*DIRECTIVE:*
Reproduce the data below verbatim, from its first line up to and including the line that contains "- weather-widget-1[interactable]: ☁".

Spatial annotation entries
........
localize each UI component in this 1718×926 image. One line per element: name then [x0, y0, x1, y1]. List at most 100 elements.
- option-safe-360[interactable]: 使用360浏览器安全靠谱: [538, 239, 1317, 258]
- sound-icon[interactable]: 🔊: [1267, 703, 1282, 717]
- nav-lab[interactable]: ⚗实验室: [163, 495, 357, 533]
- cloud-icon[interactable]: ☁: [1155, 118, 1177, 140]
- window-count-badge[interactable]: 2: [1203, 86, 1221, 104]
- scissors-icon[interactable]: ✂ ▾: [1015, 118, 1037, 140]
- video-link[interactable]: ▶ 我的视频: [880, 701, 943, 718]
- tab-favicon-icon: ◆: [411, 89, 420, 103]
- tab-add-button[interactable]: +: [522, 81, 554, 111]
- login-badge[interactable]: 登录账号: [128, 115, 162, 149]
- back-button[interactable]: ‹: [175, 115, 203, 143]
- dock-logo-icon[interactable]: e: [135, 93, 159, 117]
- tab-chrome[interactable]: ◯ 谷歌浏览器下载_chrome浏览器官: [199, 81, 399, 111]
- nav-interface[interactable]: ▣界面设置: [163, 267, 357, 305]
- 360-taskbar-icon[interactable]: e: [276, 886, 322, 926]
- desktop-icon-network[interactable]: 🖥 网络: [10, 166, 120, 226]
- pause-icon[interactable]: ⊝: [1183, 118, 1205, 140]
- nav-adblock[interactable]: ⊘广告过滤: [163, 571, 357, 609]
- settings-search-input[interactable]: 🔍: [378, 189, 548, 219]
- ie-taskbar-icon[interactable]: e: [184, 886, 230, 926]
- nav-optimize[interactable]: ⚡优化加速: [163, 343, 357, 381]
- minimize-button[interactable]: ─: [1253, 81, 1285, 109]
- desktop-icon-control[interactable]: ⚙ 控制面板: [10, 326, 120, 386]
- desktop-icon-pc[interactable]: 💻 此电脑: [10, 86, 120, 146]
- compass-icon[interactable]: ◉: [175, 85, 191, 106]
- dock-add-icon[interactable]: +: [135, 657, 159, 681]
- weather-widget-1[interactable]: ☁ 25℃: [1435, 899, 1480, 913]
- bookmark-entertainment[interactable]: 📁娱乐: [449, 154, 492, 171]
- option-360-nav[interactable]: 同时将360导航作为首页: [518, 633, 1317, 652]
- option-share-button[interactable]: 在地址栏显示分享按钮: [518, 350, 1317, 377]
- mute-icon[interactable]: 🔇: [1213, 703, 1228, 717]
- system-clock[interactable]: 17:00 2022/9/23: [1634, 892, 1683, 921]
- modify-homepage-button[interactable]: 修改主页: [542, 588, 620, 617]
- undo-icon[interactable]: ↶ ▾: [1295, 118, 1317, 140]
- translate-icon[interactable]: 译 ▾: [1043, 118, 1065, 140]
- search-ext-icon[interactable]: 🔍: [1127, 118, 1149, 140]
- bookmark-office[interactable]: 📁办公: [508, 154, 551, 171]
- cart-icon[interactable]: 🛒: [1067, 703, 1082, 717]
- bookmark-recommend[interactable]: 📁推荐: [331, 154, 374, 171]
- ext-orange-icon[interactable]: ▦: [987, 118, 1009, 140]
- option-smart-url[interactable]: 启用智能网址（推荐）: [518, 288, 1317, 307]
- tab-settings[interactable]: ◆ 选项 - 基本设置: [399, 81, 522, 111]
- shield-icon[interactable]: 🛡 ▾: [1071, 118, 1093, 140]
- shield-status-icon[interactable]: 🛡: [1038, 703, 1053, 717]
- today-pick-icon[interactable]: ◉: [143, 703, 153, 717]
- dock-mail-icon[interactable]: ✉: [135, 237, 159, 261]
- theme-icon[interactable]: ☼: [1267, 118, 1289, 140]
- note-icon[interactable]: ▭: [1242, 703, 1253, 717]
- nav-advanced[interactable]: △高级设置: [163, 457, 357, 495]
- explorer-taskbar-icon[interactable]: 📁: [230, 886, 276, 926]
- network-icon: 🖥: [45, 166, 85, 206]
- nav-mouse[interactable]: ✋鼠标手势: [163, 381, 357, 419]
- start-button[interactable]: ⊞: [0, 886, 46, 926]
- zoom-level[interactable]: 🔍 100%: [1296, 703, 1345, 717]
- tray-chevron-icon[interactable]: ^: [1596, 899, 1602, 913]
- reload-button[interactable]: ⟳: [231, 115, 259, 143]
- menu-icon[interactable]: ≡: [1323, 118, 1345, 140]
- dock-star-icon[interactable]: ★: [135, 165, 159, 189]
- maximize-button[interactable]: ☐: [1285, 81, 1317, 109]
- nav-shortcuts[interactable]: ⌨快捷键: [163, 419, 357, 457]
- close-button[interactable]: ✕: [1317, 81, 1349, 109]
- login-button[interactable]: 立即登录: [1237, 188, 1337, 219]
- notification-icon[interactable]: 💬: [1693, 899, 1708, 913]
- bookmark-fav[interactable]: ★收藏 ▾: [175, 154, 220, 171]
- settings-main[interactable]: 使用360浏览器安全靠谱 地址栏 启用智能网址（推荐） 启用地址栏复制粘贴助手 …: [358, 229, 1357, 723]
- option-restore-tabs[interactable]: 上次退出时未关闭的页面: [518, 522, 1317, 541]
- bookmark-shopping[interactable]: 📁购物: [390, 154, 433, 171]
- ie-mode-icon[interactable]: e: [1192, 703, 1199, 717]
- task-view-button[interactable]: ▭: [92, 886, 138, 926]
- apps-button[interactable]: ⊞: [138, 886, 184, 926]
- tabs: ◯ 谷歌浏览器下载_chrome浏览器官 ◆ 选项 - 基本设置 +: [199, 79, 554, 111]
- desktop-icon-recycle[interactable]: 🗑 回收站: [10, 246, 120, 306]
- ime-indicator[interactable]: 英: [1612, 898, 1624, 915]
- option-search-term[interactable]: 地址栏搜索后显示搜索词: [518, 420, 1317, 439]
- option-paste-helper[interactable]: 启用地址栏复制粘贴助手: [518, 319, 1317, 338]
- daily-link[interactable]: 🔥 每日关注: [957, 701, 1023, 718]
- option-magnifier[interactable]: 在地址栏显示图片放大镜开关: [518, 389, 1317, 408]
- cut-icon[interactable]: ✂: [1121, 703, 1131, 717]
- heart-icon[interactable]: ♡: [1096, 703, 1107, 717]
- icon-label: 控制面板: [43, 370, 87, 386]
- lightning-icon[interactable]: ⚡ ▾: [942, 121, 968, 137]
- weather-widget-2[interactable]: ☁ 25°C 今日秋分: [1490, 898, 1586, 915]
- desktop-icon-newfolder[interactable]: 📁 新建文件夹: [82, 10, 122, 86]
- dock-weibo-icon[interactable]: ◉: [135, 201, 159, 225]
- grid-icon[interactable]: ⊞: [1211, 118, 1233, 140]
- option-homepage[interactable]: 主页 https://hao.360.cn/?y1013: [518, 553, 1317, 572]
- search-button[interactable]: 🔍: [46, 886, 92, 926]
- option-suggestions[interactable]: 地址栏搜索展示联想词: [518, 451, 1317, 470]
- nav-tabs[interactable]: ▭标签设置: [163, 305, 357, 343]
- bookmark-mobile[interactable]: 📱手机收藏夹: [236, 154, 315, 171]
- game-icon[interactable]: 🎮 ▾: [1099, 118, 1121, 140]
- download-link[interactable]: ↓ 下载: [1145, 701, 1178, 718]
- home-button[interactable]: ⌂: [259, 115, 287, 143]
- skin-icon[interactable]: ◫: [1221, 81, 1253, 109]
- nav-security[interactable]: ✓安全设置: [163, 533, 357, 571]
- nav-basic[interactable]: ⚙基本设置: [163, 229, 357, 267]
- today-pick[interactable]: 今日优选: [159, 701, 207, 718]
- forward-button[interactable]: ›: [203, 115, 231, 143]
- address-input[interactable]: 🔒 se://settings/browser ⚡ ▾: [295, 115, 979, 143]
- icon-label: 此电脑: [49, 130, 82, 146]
........
*THE RESULT:*
localize each UI component in this 1718×926 image. One line per element: name then [x0, y0, x1, y1]. List at most 100 elements.
- option-safe-360[interactable]: 使用360浏览器安全靠谱: [538, 239, 1317, 258]
- sound-icon[interactable]: 🔊: [1267, 703, 1282, 717]
- nav-lab[interactable]: ⚗实验室: [163, 495, 357, 533]
- cloud-icon[interactable]: ☁: [1155, 118, 1177, 140]
- window-count-badge[interactable]: 2: [1203, 86, 1221, 104]
- scissors-icon[interactable]: ✂ ▾: [1015, 118, 1037, 140]
- video-link[interactable]: ▶ 我的视频: [880, 701, 943, 718]
- tab-favicon-icon: ◆: [411, 89, 420, 103]
- tab-add-button[interactable]: +: [522, 81, 554, 111]
- login-badge[interactable]: 登录账号: [128, 115, 162, 149]
- back-button[interactable]: ‹: [175, 115, 203, 143]
- dock-logo-icon[interactable]: e: [135, 93, 159, 117]
- tab-chrome[interactable]: ◯ 谷歌浏览器下载_chrome浏览器官: [199, 81, 399, 111]
- nav-interface[interactable]: ▣界面设置: [163, 267, 357, 305]
- 360-taskbar-icon[interactable]: e: [276, 886, 322, 926]
- desktop-icon-network[interactable]: 🖥 网络: [10, 166, 120, 226]
- pause-icon[interactable]: ⊝: [1183, 118, 1205, 140]
- nav-adblock[interactable]: ⊘广告过滤: [163, 571, 357, 609]
- settings-search-input[interactable]: 🔍: [378, 189, 548, 219]
- ie-taskbar-icon[interactable]: e: [184, 886, 230, 926]
- nav-optimize[interactable]: ⚡优化加速: [163, 343, 357, 381]
- minimize-button[interactable]: ─: [1253, 81, 1285, 109]
- desktop-icon-control[interactable]: ⚙ 控制面板: [10, 326, 120, 386]
- desktop-icon-pc[interactable]: 💻 此电脑: [10, 86, 120, 146]
- compass-icon[interactable]: ◉: [175, 85, 191, 106]
- dock-add-icon[interactable]: +: [135, 657, 159, 681]
- weather-widget-1[interactable]: ☁ 25℃: [1435, 899, 1480, 913]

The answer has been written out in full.